→ Requirements
Collect each line holding the string "degrees".
<<<<
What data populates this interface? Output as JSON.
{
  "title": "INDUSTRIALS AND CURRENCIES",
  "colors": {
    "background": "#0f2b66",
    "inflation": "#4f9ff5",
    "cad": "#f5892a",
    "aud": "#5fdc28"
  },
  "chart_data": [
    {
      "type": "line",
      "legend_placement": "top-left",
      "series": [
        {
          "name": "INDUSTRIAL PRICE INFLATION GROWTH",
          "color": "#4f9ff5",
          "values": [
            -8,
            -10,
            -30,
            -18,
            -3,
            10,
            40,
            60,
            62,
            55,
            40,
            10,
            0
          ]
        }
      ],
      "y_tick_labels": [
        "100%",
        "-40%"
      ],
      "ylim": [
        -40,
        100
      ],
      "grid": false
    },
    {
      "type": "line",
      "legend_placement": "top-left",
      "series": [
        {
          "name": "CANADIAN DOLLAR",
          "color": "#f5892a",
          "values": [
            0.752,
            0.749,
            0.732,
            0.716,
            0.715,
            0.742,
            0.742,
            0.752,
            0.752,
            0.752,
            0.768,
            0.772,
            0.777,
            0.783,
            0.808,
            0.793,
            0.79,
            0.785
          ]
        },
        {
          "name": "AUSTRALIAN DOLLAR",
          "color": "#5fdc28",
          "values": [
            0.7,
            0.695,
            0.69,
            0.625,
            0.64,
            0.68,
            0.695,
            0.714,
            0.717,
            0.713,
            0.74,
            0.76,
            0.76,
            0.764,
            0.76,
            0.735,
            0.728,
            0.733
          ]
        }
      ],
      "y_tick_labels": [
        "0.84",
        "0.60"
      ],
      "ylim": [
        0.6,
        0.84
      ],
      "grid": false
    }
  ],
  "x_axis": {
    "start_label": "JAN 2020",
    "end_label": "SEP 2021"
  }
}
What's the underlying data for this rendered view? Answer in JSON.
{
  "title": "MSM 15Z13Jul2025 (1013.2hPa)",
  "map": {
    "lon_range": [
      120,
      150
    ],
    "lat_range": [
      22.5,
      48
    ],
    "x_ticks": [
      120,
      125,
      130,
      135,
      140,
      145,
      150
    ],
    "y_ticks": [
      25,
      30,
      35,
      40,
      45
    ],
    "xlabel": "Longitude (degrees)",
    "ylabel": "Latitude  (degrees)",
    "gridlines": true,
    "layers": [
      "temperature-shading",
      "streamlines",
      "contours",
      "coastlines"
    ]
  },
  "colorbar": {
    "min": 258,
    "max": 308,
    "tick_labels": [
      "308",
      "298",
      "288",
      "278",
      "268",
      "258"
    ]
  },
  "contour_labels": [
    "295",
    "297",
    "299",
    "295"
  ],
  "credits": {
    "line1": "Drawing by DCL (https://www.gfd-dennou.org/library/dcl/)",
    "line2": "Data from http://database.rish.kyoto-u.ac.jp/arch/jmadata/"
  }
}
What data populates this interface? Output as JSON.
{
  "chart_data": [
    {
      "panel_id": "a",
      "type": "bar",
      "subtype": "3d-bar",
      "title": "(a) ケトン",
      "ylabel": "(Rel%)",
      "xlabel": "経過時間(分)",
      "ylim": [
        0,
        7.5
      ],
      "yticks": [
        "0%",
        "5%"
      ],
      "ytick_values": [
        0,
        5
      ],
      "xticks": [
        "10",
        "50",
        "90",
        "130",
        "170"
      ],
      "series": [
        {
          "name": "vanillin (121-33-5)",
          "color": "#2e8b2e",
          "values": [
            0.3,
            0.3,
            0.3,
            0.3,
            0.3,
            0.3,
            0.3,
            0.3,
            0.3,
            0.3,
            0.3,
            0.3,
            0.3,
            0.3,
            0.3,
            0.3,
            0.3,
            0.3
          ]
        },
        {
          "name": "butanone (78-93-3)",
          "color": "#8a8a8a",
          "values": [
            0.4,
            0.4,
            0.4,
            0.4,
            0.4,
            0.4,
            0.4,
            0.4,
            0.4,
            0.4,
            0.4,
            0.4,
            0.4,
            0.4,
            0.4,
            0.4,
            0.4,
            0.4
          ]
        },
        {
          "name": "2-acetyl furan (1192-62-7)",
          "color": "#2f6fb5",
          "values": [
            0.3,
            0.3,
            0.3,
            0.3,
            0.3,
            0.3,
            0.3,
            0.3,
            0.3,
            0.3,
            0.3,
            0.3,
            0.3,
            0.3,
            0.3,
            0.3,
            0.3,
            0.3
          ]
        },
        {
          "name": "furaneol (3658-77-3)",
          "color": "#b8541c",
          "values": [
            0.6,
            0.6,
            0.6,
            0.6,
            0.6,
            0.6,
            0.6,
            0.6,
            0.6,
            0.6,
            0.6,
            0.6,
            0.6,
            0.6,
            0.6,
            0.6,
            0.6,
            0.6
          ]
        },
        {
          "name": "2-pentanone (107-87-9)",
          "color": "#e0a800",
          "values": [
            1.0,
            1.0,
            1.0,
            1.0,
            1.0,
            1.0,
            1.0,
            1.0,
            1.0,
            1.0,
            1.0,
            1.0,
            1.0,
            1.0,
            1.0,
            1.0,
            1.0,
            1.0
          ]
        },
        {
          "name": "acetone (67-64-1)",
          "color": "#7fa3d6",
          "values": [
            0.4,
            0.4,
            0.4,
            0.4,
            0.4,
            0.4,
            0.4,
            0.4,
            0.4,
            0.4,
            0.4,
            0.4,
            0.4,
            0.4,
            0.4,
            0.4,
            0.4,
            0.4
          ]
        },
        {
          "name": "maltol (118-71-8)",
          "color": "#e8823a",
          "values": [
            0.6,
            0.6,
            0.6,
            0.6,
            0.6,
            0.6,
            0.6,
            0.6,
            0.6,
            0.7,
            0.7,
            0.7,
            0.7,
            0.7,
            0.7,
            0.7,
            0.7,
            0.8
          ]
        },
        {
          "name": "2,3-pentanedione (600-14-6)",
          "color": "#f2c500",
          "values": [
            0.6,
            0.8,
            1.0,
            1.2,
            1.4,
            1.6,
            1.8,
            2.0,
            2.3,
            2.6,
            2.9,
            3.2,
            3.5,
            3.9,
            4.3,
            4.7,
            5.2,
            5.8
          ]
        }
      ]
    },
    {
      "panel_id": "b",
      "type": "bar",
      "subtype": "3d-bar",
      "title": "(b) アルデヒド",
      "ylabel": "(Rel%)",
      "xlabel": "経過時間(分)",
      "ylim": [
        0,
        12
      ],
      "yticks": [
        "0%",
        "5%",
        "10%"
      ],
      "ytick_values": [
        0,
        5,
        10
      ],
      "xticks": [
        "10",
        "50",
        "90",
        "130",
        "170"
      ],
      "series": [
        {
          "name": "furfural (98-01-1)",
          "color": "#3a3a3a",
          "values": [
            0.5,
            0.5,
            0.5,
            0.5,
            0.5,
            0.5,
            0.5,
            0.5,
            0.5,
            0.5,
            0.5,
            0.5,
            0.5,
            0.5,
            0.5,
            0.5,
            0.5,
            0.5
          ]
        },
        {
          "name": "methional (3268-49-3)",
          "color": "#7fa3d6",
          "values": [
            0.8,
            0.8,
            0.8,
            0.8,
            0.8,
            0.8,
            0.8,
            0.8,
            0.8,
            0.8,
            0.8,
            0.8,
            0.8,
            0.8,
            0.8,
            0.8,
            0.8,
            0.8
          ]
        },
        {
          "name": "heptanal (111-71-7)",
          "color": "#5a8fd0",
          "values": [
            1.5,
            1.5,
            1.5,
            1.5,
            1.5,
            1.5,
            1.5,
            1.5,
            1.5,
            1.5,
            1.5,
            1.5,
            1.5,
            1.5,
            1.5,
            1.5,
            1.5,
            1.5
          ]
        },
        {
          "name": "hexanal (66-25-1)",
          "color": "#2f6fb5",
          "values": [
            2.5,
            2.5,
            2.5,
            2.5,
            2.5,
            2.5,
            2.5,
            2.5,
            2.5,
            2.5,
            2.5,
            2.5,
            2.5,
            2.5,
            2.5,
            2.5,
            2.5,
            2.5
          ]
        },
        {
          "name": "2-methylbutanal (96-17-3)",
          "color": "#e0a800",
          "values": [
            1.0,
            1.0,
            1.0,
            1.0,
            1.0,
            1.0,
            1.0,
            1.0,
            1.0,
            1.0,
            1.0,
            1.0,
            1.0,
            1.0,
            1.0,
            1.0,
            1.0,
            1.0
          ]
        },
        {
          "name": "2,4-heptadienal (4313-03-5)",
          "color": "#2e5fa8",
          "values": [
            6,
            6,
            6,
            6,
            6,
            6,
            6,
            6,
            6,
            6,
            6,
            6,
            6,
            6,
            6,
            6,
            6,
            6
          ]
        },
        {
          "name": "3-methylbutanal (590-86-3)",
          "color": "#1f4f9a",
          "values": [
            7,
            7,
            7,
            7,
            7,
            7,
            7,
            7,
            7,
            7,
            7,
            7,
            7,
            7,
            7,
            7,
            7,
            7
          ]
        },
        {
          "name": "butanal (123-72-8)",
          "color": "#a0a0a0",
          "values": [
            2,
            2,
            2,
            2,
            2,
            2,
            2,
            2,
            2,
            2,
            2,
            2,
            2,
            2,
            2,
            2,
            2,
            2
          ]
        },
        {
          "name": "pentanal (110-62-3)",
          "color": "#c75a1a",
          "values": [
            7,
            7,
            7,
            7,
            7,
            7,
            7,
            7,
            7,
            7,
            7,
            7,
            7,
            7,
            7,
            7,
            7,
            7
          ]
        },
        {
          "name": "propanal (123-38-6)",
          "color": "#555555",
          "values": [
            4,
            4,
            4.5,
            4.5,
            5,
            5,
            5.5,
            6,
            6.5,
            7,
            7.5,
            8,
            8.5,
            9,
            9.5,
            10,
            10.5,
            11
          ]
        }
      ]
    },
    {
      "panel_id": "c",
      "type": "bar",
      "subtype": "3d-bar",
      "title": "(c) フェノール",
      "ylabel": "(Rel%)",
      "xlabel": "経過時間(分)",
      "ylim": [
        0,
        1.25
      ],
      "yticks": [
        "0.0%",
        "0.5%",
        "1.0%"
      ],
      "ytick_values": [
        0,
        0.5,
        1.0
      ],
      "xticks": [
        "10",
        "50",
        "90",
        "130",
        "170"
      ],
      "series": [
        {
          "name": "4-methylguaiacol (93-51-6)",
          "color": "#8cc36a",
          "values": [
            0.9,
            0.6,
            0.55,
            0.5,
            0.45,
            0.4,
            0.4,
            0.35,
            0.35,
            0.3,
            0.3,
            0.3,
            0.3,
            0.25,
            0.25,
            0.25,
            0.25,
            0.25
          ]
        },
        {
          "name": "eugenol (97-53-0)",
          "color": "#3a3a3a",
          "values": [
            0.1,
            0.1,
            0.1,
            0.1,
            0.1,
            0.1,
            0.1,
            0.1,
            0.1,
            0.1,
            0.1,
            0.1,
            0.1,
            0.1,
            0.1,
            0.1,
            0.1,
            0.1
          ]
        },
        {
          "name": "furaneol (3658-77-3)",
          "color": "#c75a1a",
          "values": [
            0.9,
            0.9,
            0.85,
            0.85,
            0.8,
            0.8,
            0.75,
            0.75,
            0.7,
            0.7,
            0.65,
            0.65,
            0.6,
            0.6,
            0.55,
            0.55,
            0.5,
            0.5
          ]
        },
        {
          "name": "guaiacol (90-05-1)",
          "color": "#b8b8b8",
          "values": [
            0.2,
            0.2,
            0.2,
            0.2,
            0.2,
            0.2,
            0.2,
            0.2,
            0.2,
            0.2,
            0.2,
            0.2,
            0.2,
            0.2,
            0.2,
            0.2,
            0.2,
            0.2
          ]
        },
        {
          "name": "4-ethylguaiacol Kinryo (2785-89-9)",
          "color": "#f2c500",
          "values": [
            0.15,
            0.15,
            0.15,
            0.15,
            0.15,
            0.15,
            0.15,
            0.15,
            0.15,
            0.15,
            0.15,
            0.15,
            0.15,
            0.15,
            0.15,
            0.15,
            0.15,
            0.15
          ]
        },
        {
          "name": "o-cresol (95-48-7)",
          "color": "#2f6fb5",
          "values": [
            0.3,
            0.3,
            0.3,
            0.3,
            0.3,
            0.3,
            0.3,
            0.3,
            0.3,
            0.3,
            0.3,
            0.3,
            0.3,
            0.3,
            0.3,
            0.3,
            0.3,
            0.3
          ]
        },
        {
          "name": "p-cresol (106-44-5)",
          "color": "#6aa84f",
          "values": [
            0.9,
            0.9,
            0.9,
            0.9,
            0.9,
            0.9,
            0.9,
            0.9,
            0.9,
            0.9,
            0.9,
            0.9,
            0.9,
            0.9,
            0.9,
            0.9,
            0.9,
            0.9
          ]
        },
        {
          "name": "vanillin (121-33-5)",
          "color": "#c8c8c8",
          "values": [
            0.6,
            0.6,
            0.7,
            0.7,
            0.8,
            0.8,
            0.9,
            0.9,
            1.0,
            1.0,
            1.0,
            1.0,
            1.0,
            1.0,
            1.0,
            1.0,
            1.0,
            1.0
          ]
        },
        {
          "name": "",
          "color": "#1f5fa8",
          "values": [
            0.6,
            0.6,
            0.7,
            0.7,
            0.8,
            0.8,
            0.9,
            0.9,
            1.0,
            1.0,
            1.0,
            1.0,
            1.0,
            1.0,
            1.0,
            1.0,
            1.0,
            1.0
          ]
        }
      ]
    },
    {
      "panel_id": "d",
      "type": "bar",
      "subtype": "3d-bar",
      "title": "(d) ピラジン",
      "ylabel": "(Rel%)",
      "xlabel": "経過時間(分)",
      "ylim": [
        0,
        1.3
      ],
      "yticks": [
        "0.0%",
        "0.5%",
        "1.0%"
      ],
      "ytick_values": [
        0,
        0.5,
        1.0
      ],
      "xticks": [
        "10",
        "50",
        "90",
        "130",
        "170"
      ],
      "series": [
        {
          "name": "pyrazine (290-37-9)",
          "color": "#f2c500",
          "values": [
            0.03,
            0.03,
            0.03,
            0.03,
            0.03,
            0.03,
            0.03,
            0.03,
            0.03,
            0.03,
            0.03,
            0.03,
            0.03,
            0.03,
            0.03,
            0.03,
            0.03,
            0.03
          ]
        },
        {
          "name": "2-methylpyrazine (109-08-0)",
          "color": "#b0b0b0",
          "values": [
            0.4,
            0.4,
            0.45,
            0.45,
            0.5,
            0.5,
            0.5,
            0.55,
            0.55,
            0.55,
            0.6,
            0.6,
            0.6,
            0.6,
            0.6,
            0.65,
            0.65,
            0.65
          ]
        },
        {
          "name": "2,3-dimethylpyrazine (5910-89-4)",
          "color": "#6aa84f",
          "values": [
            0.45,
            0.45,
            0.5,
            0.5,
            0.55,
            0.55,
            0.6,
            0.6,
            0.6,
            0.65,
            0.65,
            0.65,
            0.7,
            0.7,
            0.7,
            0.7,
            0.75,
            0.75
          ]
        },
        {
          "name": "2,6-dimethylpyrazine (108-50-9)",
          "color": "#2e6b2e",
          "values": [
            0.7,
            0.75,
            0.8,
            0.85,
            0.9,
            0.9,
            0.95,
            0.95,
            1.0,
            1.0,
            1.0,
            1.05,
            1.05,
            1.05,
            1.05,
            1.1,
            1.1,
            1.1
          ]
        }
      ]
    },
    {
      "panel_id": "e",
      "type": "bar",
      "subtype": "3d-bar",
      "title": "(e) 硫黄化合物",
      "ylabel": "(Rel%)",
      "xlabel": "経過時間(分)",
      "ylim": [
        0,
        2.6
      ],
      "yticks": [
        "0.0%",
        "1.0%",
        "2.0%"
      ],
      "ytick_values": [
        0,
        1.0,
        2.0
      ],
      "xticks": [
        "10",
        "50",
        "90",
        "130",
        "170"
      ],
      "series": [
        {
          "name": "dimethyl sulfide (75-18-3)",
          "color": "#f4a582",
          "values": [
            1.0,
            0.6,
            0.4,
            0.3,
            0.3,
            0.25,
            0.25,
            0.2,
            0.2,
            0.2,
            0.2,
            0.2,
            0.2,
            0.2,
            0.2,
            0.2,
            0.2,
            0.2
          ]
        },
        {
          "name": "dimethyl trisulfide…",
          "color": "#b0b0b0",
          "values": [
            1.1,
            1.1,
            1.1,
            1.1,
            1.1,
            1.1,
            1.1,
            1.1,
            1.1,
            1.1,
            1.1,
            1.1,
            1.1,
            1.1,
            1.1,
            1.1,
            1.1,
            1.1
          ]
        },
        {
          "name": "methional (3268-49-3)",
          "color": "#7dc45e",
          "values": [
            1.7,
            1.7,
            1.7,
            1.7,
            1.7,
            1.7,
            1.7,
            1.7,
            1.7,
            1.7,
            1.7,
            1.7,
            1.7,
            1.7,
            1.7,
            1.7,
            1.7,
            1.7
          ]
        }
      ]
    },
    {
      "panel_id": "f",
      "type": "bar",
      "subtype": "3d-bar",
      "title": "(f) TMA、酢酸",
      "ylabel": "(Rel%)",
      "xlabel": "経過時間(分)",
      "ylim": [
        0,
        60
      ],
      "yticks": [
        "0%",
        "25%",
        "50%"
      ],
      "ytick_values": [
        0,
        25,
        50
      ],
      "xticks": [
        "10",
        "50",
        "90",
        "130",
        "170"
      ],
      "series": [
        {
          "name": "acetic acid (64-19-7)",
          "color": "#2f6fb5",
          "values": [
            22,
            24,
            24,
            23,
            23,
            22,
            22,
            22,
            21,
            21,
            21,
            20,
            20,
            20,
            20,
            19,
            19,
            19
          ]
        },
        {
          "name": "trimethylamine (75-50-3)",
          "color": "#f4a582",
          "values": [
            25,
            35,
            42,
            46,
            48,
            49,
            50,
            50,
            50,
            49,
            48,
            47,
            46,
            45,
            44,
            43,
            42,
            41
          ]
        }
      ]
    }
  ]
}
>>>>
→ Output of the task
    "xlabel": "Longitude (degrees)",
    "ylabel": "Latitude  (degrees)",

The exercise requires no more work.